COMPLETA LO SIGUIENTE:
1 - Responde brevemente, según el relato del extraño suceso:
(a) ¿Quiénes fueron los primeros testigos?
(b) ¿En qué momento del día promete el narrador subir al lugar con las niñas?
(c) ¿Con qué dos palabras resume el narrador su actitud al final?
2 - Enumera todas las formas verbales en primera persona del singular del presente de indicativo que aparecen en el relato del extraño suceso.
3 - Prosigue el relato del extraño suceso a partir de su última oración.

FRAGMENTO DEL TEXTO:
:::::

En el caso que nos ocupa, no soy el indicado, por otra parte, para públicamente opinar. Mas, si mis ojos no vieron a estas horas la celestial imagen, relatemos lo que observaron a mi alrededor.
De vuelta al pueblo, tras breve paréntesis de obligada ausencia, son muchos los que, saliéndome al encuentro apenas doy en las primeras casas, me hacen sabedor del extraño suceso con emoción mal contenida. ¿Los primeros testigos? Unas niñas. Sonrío y callo. Y las pequeñuelas que esperan impaciente mi regreso para referirme todo cuanto es a estas horas del dominio de nuestros lectores, me invitan a subir al lugar con ellas. Se lo prometo: allá a la caída de la tarde, cuando mitigue sus rigores este sol de fuego de Castilla y ganoso de hallar vacilaciones en la respuesta y contradicción en el detalle, las someto hábilmente a un extenso interrogatorio. Todas me contestan con serenidad admirable. Hay en el ingenuo deslizarse de la infantil conversación rotundísimas afirmaciones defendidas con ese ardor que ponen los niños en las suyas cuando saben que lo que dicen es verdad. Por mi parte, ni afirmo ni niego. Prudencia y calma.

:::::

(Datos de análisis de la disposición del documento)
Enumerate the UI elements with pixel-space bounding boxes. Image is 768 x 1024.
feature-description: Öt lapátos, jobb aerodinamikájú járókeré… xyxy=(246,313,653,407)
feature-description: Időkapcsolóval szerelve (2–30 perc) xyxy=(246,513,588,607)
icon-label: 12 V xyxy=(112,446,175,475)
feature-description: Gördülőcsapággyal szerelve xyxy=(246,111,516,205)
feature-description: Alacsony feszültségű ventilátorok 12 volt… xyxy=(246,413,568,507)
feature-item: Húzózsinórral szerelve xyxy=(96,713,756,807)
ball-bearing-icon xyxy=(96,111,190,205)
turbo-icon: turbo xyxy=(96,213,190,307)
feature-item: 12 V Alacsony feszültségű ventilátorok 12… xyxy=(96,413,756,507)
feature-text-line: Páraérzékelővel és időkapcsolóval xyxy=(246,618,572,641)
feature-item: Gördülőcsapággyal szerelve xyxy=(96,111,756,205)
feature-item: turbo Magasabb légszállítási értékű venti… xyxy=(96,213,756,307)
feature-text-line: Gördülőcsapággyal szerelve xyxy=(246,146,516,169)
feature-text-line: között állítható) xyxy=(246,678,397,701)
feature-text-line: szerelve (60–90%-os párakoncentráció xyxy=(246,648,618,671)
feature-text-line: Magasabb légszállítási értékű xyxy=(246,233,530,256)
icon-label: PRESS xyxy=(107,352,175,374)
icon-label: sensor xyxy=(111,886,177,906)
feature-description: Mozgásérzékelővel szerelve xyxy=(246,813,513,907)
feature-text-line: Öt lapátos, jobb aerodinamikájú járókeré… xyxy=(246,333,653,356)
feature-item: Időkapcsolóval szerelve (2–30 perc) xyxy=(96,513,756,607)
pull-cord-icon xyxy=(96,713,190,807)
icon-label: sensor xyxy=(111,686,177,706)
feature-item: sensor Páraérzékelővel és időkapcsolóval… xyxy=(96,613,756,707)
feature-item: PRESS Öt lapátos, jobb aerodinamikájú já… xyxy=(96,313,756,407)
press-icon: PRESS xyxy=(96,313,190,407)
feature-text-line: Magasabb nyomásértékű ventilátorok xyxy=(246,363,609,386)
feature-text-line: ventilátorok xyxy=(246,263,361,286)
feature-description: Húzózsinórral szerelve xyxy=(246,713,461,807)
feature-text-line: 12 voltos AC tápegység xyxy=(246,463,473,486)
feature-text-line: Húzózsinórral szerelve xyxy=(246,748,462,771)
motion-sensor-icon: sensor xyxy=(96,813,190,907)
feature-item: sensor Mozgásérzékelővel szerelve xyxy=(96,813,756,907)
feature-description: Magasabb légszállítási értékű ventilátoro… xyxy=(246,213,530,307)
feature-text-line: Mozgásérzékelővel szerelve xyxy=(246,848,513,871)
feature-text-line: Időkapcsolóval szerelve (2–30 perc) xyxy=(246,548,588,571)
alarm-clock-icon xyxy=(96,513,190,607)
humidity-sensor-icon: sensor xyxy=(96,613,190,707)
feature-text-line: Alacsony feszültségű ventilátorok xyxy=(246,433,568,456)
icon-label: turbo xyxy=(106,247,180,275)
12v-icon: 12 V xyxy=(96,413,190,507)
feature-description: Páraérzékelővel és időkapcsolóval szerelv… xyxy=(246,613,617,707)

:::::

RESPUESTAS:
1 -
(a) Unas niñas.
(b) A la caída de la tarde.
(c) Prudencia y calma.

2 - soy, doy, sonrío, callo, prometo, someto, afirmo, niego

3 -
Llegados que fuimos al lugar señalado, seguidos de una muchedumbre inmensa en la que figuraban personas de toda clase y condición, se reza el santo rosario en medio de profundo silencio. Tengo a las niñas arrodilladas ante mí. Concluida la plegaria, nos ponemos en pie. Aún no han visto nada. ¿La verán esta tarde? Asidas a mis manos recorremos el olivar. Y cuando conversando con ellas, hemos andado no más de veinte pasos, María Corral y Justinita Alonso, de diez y doce años, respectivamente, señalando con las manecillas trémulas un olivo próximo, exclaman a un tiempo mismo intensamente pálidas:
- ¡Ahí está! ¡Mírela, mírela, señor cura!
Un escalofrío sacude mis carnes. No veo nada. Ellas se aferran a mí y se echan a llorar. No hay medio humano de hacerlas que se acerquen. Y al hacerlo yo, para infundirles ánimos, me aseguran que la Señora retrocede, desapareciendo instantes después.
Os juro que, si no hubiera visto, con ser bastante, nada más que esto, no hubiera emborronado estas cuartillas.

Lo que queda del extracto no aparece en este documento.